# Start of Available records

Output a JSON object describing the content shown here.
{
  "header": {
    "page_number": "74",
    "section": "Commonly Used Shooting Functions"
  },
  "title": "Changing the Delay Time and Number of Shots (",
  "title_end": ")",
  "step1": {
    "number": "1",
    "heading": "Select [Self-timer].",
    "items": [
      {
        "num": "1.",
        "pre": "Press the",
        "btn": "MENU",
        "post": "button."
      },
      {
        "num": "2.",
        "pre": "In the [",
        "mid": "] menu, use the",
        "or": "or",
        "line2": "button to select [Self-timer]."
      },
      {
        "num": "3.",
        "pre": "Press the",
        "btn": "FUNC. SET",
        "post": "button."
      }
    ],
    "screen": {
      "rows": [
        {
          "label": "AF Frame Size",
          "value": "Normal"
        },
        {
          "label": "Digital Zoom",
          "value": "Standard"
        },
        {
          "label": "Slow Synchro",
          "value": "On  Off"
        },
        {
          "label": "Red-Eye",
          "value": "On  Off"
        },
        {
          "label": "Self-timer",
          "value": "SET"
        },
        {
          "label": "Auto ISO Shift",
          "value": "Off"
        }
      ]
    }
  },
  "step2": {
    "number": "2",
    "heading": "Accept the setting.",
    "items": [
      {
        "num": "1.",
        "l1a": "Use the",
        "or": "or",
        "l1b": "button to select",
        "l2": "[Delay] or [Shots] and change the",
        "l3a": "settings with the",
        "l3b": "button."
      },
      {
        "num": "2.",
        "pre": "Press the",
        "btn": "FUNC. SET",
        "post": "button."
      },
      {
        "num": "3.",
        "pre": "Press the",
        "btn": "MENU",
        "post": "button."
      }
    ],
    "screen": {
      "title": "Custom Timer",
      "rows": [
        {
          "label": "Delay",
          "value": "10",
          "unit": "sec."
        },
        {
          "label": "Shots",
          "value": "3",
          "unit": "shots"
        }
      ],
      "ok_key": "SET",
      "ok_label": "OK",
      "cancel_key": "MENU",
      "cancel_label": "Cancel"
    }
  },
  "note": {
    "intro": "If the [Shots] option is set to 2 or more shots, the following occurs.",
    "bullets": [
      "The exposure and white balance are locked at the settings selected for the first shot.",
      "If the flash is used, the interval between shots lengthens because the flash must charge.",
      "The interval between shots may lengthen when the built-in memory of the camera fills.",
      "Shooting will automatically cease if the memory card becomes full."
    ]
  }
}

# End of Available records

Give back all the records exactly as they stand.

- **Answer to this exercise**:
Output a JSON object describing the content shown here.
{
  "header": {
    "page_number": "74",
    "section": "Commonly Used Shooting Functions"
  },
  "title": "Changing the Delay Time and Number of Shots (",
  "title_end": ")",
  "step1": {
    "number": "1",
    "heading": "Select [Self-timer].",
    "items": [
      {
        "num": "1.",
        "pre": "Press the",
        "btn": "MENU",
        "post": "button."
      },
      {
        "num": "2.",
        "pre": "In the [",
        "mid": "] menu, use the",
        "or": "or",
        "line2": "button to select [Self-timer]."
      },
      {
        "num": "3.",
        "pre": "Press the",
        "btn": "FUNC. SET",
        "post": "button."
      }
    ],
    "screen": {
      "rows": [
        {
          "label": "AF Frame Size",
          "value": "Normal"
        },
        {
          "label": "Digital Zoom",
          "value": "Standard"
        },
        {
          "label": "Slow Synchro",
          "value": "On  Off"
        },
        {
          "label": "Red-Eye",
          "value": "On  Off"
        },
        {
          "label": "Self-timer",
          "value": "SET"
        },
        {
          "label": "Auto ISO Shift",
          "value": "Off"
        }
      ]
    }
  },
  "step2": {
    "number": "2",
    "heading": "Accept the setting.",
    "items": [
      {
        "num": "1.",
        "l1a": "Use the",
        "or": "or",
        "l1b": "button to select",
        "l2": "[Delay] or [Shots] and change the",
        "l3a": "settings with the",
        "l3b": "button."
      },
      {
        "num": "2.",
        "pre": "Press the",
        "btn": "FUNC. SET",
        "post": "button."
      },
      {
        "num": "3.",
        "pre": "Press the",
        "btn": "MENU",
        "post": "button."
      }
    ],
    "screen": {
      "title": "Custom Timer",
      "rows": [
        {
          "label": "Delay",
          "value": "10",
          "unit": "sec."
        },
        {
          "label": "Shots",
          "value": "3",
          "unit": "shots"
        }
      ],
      "ok_key": "SET",
      "ok_label": "OK",
      "cancel_key": "MENU",
      "cancel_label": "Cancel"
    }
  },
  "note": {
    "intro": "If the [Shots] option is set to 2 or more shots, the following occurs.",
    "bullets": [
      "The exposure and white balance are locked at the settings selected for the first shot.",
      "If the flash is used, the interval between shots lengthens because the flash must charge.",
      "The interval between shots may lengthen when the built-in memory of the camera fills.",
      "Shooting will automatically cease if the memory card becomes full."
    ]
  }
}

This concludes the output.